* _The task_: Output all entries verbatim. Skip pictures.

(Stored data entries)
※
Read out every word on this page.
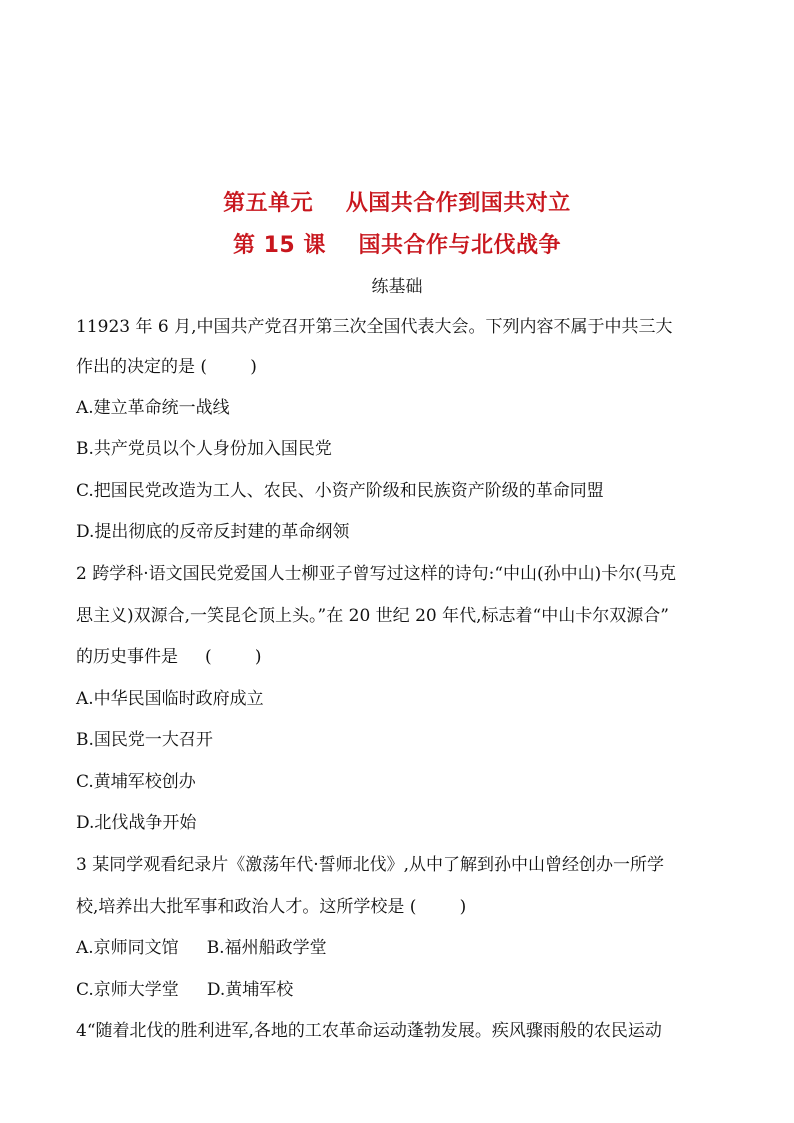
第五单元    从国共合作到国共对立
第 15 课    国共合作与北伐战争
练基础
11923 年 6 月,中国共产党召开第三次全国代表大会。下列内容不属于中共三大
作出的决定的是 (        )
A.建立革命统一战线
B.共产党员以个人身份加入国民党
C.把国民党改造为工人、农民、小资产阶级和民族资产阶级的革命同盟
D.提出彻底的反帝反封建的革命纲领
2 跨学科·语文国民党爱国人士柳亚子曾写过这样的诗句:“中山(孙中山)卡尔(马克
思主义)双源合,一笑昆仑顶上头。”在 20 世纪 20 年代,标志着“中山卡尔双源合”
的历史事件是     (        )
A.中华民国临时政府成立
B.国民党一大召开
C.黄埔军校创办
D.北伐战争开始
3 某同学观看纪录片《激荡年代·誓师北伐》,从中了解到孙中山曾经创办一所学
校,培养出大批军事和政治人才。这所学校是 (        )
A.京师同文馆 B.福州船政学堂
C.京师大学堂 D.黄埔军校
4“随着北伐的胜利进军,各地的工农革命运动蓬勃发展。疾风骤雨般的农民运动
※
* _Written reply_:
Read out every word on this page.
第五单元    从国共合作到国共对立
第 15 课    国共合作与北伐战争
练基础
11923 年 6 月,中国共产党召开第三次全国代表大会。下列内容不属于中共三大
作出的决定的是 (        )
A.建立革命统一战线
B.共产党员以个人身份加入国民党
C.把国民党改造为工人、农民、小资产阶级和民族资产阶级的革命同盟
D.提出彻底的反帝反封建的革命纲领
2 跨学科·语文国民党爱国人士柳亚子曾写过这样的诗句:“中山(孙中山)卡尔(马克
思主义)双源合,一笑昆仑顶上头。”在 20 世纪 20 年代,标志着“中山卡尔双源合”
的历史事件是     (        )
A.中华民国临时政府成立
B.国民党一大召开
C.黄埔军校创办
D.北伐战争开始
3 某同学观看纪录片《激荡年代·誓师北伐》,从中了解到孙中山曾经创办一所学
校,培养出大批军事和政治人才。这所学校是 (        )
A.京师同文馆 B.福州船政学堂
C.京师大学堂 D.黄埔军校
4“随着北伐的胜利进军,各地的工农革命运动蓬勃发展。疾风骤雨般的农民运动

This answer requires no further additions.